### Exercise prompt
Check each line of the listing, and copy it if it contains the word "polarization".

═══ Listed entries ═══

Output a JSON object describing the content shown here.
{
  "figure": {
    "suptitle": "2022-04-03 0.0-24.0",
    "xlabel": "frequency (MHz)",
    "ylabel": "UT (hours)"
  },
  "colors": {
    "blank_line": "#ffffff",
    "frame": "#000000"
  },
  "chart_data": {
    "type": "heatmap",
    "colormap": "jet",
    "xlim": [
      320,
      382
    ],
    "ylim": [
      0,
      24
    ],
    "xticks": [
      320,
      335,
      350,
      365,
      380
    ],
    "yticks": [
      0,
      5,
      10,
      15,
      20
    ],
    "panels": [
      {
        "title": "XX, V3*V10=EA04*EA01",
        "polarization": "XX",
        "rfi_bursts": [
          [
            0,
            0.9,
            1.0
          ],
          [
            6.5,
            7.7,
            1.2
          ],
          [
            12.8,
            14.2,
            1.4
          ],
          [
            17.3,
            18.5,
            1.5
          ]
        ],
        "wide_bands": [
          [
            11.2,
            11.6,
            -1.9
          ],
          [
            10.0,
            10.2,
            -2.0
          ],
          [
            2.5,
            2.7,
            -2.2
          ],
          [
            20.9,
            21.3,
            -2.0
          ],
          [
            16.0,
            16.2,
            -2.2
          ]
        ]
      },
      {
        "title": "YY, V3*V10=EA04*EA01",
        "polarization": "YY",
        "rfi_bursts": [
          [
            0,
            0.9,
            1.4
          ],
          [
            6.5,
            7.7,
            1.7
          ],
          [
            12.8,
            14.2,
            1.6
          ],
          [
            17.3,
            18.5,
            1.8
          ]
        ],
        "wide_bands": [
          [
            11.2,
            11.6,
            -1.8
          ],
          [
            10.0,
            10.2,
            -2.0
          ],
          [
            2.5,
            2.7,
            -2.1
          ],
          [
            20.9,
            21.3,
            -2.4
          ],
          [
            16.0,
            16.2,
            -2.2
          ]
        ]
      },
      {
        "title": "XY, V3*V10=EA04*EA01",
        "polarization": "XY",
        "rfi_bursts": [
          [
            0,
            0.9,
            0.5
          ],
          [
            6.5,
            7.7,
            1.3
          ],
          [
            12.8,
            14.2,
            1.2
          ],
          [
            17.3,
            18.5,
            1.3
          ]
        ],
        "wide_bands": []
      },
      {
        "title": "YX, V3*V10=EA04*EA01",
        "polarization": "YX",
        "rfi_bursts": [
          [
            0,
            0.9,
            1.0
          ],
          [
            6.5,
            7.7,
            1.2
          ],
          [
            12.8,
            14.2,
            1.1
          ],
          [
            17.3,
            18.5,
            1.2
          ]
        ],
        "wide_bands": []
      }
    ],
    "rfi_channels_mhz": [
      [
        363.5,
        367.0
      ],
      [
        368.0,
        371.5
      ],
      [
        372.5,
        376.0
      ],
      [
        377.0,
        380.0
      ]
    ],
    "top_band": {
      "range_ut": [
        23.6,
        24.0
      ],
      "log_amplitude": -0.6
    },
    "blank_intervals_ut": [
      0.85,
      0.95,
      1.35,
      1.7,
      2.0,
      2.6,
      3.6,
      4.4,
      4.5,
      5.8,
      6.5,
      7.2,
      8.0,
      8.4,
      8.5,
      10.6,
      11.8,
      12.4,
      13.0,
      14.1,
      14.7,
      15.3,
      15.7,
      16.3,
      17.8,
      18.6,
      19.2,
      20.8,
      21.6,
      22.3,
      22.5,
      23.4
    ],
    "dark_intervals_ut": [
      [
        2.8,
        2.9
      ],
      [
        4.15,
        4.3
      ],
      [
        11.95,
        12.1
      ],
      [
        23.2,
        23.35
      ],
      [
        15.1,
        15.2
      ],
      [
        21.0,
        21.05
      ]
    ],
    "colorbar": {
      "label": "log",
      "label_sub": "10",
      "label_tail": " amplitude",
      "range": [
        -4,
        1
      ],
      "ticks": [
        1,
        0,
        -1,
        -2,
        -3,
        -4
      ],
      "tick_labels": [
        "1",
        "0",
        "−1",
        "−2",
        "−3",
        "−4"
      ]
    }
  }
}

═══

### The answer
        "polarization": "XX",
        "polarization": "YY",
        "polarization": "XY",
        "polarization": "YX",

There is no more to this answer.